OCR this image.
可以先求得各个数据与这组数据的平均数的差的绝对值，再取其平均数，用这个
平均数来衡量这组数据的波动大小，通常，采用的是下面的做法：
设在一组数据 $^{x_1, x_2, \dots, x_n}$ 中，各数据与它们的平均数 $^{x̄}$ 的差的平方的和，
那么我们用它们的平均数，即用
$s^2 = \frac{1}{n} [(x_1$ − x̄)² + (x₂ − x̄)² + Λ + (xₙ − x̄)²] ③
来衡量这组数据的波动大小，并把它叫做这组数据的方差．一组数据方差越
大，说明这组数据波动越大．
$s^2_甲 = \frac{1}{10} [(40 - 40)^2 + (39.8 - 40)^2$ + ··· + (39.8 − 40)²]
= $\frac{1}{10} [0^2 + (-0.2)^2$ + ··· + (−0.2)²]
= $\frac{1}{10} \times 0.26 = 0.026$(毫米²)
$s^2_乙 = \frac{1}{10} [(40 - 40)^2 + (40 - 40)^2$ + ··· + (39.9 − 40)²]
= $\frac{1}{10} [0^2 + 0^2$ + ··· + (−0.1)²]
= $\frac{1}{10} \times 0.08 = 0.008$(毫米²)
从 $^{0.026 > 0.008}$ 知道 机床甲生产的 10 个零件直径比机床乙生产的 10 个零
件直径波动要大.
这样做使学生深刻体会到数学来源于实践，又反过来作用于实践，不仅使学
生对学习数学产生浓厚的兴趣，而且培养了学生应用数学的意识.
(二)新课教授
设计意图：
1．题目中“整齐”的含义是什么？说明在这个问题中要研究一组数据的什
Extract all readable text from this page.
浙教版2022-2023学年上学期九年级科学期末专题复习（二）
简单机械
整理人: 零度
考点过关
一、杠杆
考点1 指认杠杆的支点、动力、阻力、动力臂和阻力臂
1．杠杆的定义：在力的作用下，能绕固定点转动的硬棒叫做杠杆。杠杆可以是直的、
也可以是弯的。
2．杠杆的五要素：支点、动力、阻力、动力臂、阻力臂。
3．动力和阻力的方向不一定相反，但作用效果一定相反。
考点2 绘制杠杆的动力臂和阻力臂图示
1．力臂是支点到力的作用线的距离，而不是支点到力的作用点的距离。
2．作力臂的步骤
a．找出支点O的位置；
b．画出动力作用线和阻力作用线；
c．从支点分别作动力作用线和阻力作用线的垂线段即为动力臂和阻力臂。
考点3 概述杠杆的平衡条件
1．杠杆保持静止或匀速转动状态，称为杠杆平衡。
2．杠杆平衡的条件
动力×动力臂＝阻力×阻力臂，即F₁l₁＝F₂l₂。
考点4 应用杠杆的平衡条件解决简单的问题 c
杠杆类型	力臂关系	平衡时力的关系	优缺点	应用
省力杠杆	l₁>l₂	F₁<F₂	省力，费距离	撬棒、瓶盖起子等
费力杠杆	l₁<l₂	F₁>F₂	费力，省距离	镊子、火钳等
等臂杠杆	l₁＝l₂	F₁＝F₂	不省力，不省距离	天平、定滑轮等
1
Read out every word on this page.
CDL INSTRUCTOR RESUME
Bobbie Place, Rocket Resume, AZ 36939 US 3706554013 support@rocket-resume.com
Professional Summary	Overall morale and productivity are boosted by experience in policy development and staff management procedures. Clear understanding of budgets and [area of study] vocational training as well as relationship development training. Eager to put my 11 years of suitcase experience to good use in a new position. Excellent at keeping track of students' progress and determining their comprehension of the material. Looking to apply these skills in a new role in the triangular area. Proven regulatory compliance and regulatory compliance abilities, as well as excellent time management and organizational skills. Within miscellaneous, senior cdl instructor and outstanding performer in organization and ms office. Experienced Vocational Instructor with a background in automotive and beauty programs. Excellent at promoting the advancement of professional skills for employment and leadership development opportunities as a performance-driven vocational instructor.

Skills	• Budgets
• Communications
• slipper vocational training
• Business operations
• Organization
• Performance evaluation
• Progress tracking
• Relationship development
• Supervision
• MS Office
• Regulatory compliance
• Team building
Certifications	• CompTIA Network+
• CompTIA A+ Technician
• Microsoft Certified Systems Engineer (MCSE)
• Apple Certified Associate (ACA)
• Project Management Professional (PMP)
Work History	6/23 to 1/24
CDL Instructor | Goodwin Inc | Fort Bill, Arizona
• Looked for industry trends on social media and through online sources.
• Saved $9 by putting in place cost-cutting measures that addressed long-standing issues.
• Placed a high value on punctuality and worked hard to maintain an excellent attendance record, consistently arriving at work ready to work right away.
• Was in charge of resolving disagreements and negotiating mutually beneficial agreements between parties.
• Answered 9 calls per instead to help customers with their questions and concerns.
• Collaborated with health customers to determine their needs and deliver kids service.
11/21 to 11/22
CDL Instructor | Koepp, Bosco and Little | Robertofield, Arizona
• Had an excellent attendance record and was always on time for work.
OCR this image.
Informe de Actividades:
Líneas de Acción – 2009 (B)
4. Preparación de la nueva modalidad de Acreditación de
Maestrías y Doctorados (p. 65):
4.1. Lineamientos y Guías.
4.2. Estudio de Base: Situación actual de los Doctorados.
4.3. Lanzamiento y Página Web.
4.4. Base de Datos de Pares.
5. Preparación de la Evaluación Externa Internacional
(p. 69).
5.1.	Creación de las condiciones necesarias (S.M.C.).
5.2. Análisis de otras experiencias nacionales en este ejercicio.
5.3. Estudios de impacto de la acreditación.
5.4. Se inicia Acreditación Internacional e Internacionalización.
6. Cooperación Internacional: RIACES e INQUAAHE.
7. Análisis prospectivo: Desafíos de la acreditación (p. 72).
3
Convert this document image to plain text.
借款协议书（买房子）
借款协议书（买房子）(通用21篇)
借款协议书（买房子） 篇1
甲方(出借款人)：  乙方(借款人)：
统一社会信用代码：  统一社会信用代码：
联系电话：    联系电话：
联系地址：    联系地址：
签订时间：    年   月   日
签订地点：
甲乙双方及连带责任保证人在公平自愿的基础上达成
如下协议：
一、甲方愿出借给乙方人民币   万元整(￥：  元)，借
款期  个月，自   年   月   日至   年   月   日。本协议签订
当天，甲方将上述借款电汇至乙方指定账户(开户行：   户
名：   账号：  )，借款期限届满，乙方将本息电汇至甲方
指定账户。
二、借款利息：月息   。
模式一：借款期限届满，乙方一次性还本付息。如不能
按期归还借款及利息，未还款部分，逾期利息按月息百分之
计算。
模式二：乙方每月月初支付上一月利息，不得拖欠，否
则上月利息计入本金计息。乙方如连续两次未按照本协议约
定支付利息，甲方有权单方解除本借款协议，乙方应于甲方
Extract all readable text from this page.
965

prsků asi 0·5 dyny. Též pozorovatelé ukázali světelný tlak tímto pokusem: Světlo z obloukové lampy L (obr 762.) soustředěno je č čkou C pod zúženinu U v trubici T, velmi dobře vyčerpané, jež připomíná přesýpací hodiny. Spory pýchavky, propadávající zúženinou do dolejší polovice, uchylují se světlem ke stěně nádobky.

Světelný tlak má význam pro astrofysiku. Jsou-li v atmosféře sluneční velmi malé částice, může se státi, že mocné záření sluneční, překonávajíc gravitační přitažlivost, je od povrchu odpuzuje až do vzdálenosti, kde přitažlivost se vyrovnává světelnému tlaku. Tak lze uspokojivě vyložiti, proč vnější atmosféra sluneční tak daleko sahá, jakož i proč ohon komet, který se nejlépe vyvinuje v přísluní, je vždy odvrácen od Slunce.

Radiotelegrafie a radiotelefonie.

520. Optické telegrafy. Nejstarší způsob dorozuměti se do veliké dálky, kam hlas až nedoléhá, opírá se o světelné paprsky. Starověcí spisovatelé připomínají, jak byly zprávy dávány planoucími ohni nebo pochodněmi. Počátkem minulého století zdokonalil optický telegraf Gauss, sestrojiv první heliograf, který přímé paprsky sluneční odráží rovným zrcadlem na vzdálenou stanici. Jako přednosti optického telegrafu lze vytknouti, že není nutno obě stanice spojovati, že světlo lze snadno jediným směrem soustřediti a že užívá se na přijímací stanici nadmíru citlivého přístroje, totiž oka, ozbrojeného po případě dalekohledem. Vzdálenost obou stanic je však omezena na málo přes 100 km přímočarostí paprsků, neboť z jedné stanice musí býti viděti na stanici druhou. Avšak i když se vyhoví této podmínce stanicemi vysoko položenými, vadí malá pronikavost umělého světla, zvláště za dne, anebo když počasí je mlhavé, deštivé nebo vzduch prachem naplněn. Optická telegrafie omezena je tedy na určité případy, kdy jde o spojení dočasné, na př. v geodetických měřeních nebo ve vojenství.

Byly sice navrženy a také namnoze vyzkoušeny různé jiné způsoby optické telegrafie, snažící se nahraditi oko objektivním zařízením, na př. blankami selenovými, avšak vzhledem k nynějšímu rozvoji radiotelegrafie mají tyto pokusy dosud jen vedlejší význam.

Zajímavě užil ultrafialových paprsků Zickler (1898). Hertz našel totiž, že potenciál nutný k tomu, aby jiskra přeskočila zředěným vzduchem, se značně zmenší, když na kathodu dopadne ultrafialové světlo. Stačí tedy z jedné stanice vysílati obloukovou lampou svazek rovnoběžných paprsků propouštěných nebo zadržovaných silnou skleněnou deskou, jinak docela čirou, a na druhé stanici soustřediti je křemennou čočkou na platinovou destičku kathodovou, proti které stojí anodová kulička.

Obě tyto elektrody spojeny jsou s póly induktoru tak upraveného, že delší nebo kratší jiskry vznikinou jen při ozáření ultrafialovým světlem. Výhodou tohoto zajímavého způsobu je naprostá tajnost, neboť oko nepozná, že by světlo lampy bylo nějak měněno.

--------------------

Work to complete: Report all lines of the data above that include the string "světlem".

Completed task:
prsků asi 0·5 dyny. Též pozorovatelé ukázali světelný tlak tímto pokusem: Světlo z obloukové lampy L (obr 762.) soustředěno je č čkou C pod zúženinu U v trubici T, velmi dobře vyčerpané, jež připomíná přesýpací hodiny. Spory pýchavky, propadávající zúženinou do dolejší polovice, uchylují se světlem ke stěně nádobky.
Obě tyto elektrody spojeny jsou s póly induktoru tak upraveného, že delší nebo kratší jiskry vznikinou jen při ozáření ultrafialovým světlem. Výhodou tohoto zajímavého způsobu je naprostá tajnost, neboť oko nepozná, že by světlo lampy bylo nějak měněno.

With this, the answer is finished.